▶ **TASK REQUIREMENTS**: Pull out every line of the items below that contains the string "length", copying each line in full. Case counts.

--- START OF DATASET ---

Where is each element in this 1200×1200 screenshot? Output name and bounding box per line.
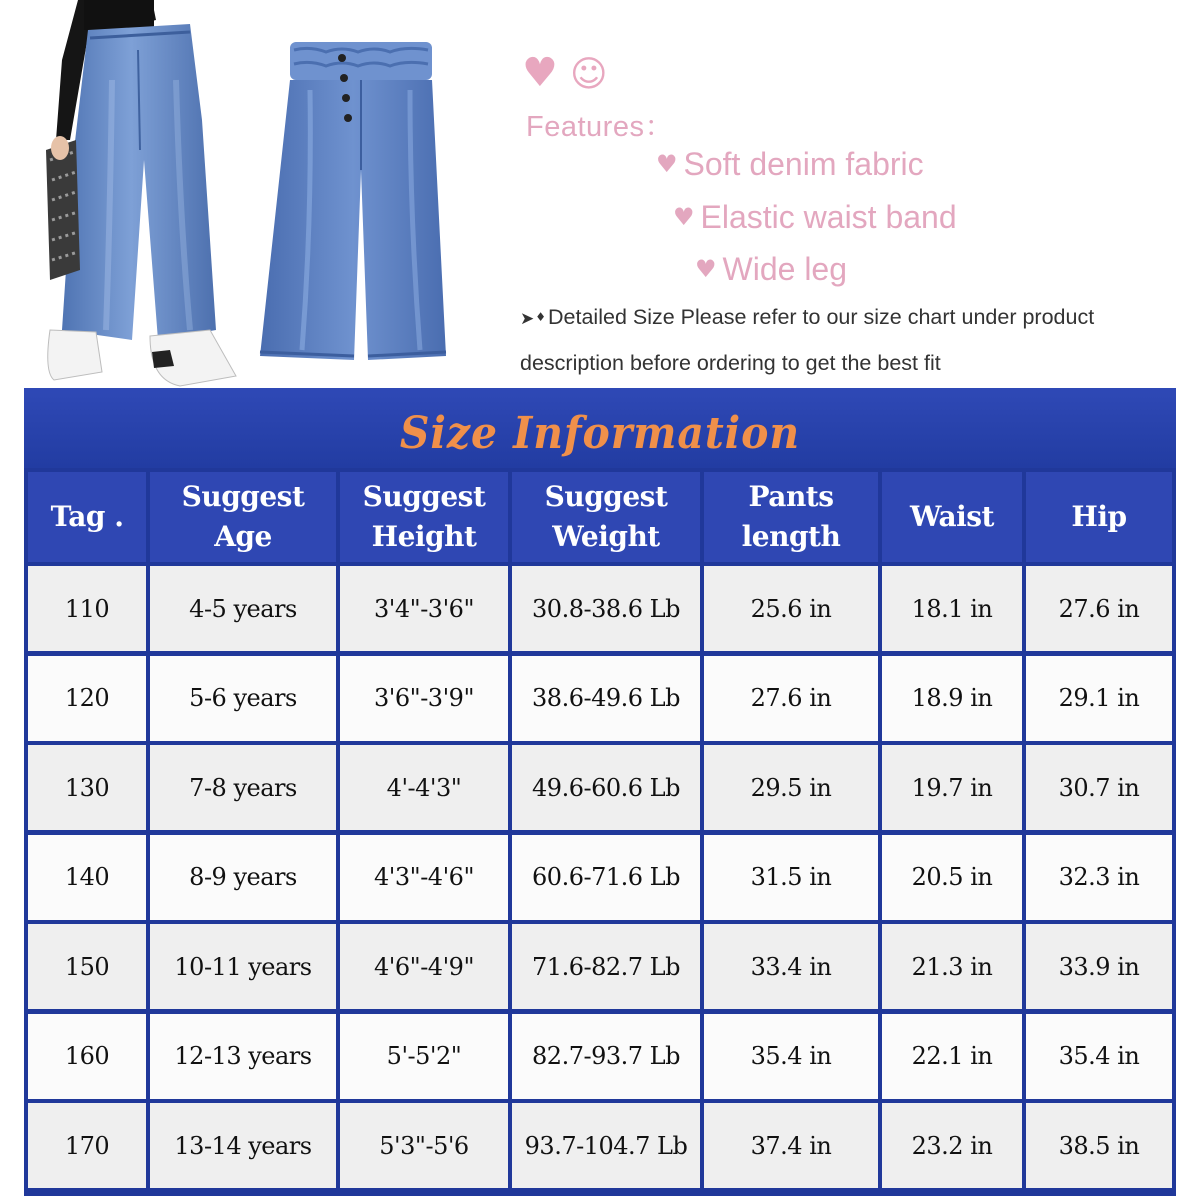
suggest-height-cell: 4'3"-4'6": [340, 835, 508, 920]
suggest-age-cell: 4-5 years: [150, 566, 336, 651]
hip-cell: 35.4 in: [1026, 1014, 1172, 1099]
column-header-suggest-weight: Suggest Weight: [512, 472, 700, 562]
tag-cell: 120: [28, 656, 146, 741]
suggest-weight-cell: 38.6-49.6 Lb: [512, 656, 700, 741]
heart-icon: ♥: [695, 255, 717, 283]
feature-item: [695, 251, 847, 288]
suggest-weight-cell: 49.6-60.6 Lb: [512, 745, 700, 830]
smiley-face-icon: ☺: [570, 54, 608, 95]
suggest-weight-cell: 71.6-82.7 Lb: [512, 924, 700, 1009]
feature-item: [673, 199, 957, 236]
suggest-age-cell: 12-13 years: [150, 1014, 336, 1099]
heart-icon: ♥: [656, 150, 678, 178]
waist-cell: 22.1 in: [882, 1014, 1022, 1099]
feature-text: Elastic waist band: [700, 199, 957, 235]
heart-icon: ♥: [673, 203, 695, 231]
suggest-height-cell: 5'-5'2": [340, 1014, 508, 1099]
suggest-height-cell: 5'3"-5'6: [340, 1103, 508, 1188]
suggest-weight-cell: 93.7-104.7 Lb: [512, 1103, 700, 1188]
feature-text: Soft denim fabric: [683, 146, 924, 182]
waist-cell: 23.2 in: [882, 1103, 1022, 1188]
hip-cell: 27.6 in: [1026, 566, 1172, 651]
suggest-age-cell: 13-14 years: [150, 1103, 336, 1188]
waist-cell: 18.9 in: [882, 656, 1022, 741]
flat-lay-jeans-photo: [250, 0, 460, 370]
pants-length-cell: 33.4 in: [704, 924, 878, 1009]
waist-cell: 20.5 in: [882, 835, 1022, 920]
size-chart-note: [520, 296, 1160, 385]
hip-cell: 33.9 in: [1026, 924, 1172, 1009]
pants-length-cell: 29.5 in: [704, 745, 878, 830]
column-header-suggest-height: Suggest Height: [340, 472, 508, 562]
tag-cell: 130: [28, 745, 146, 830]
tag-cell: 150: [28, 924, 146, 1009]
size-table-title-band: [24, 388, 1176, 468]
suggest-age-cell: 8-9 years: [150, 835, 336, 920]
hip-cell: 32.3 in: [1026, 835, 1172, 920]
arrow-right-icon: ➤: [520, 309, 535, 329]
product-feature-area: [0, 0, 1200, 388]
heart-icon: ♥: [522, 50, 558, 96]
column-header-pants-length: Pants length: [704, 472, 878, 562]
suggest-height-cell: 4'6"-4'9": [340, 924, 508, 1009]
column-header-waist: Waist: [882, 472, 1022, 562]
feature-text: Wide leg: [722, 251, 848, 287]
size-table-title: Size Information: [399, 408, 801, 459]
pants-length-cell: 37.4 in: [704, 1103, 878, 1188]
suggest-height-cell: 3'4"-3'6": [340, 566, 508, 651]
features-title: Features：: [526, 111, 674, 143]
waist-cell: 21.3 in: [882, 924, 1022, 1009]
suggest-weight-cell: 30.8-38.6 Lb: [512, 566, 700, 651]
tag-cell: 140: [28, 835, 146, 920]
suggest-age-cell: 10-11 years: [150, 924, 336, 1009]
suggest-age-cell: 5-6 years: [150, 656, 336, 741]
hip-cell: 29.1 in: [1026, 656, 1172, 741]
size-chart-note-text: Detailed Size Please refer to our size chart under product description before ordering to get the best fit: [520, 305, 1095, 375]
hip-cell: 38.5 in: [1026, 1103, 1172, 1188]
tag-cell: 170: [28, 1103, 146, 1188]
diamond-icon: ♦: [535, 310, 547, 324]
suggest-age-cell: 7-8 years: [150, 745, 336, 830]
column-header-hip: Hip: [1026, 472, 1172, 562]
tag-cell: 110: [28, 566, 146, 651]
waist-cell: 18.1 in: [882, 566, 1022, 651]
pants-length-cell: 31.5 in: [704, 835, 878, 920]
tag-cell: 160: [28, 1014, 146, 1099]
pants-length-cell: 27.6 in: [704, 656, 878, 741]
hip-cell: 30.7 in: [1026, 745, 1172, 830]
suggest-height-cell: 4'-4'3": [340, 745, 508, 830]
model-wearing-jeans-photo: [40, 0, 240, 388]
size-information-table: [24, 388, 1176, 1196]
suggest-weight-cell: 60.6-71.6 Lb: [512, 835, 700, 920]
pants-length-cell: 25.6 in: [704, 566, 878, 651]
waist-cell: 19.7 in: [882, 745, 1022, 830]
column-header-tag: Tag .: [28, 472, 146, 562]
feature-item: [656, 146, 924, 183]
suggest-height-cell: 3'6"-3'9": [340, 656, 508, 741]
suggest-weight-cell: 82.7-93.7 Lb: [512, 1014, 700, 1099]
column-header-suggest-age: Suggest Age: [150, 472, 336, 562]
pants-length-cell: 35.4 in: [704, 1014, 878, 1099]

--- END OF DATASET ---

▶ **ANSWER TO THIS PROBLEM**:
pants-length-cell: 33.4 in: [704, 924, 878, 1009]
pants-length-cell: 29.5 in: [704, 745, 878, 830]
column-header-pants-length: Pants length: [704, 472, 878, 562]
pants-length-cell: 37.4 in: [704, 1103, 878, 1188]
pants-length-cell: 31.5 in: [704, 835, 878, 920]
pants-length-cell: 27.6 in: [704, 656, 878, 741]
pants-length-cell: 25.6 in: [704, 566, 878, 651]
pants-length-cell: 35.4 in: [704, 1014, 878, 1099]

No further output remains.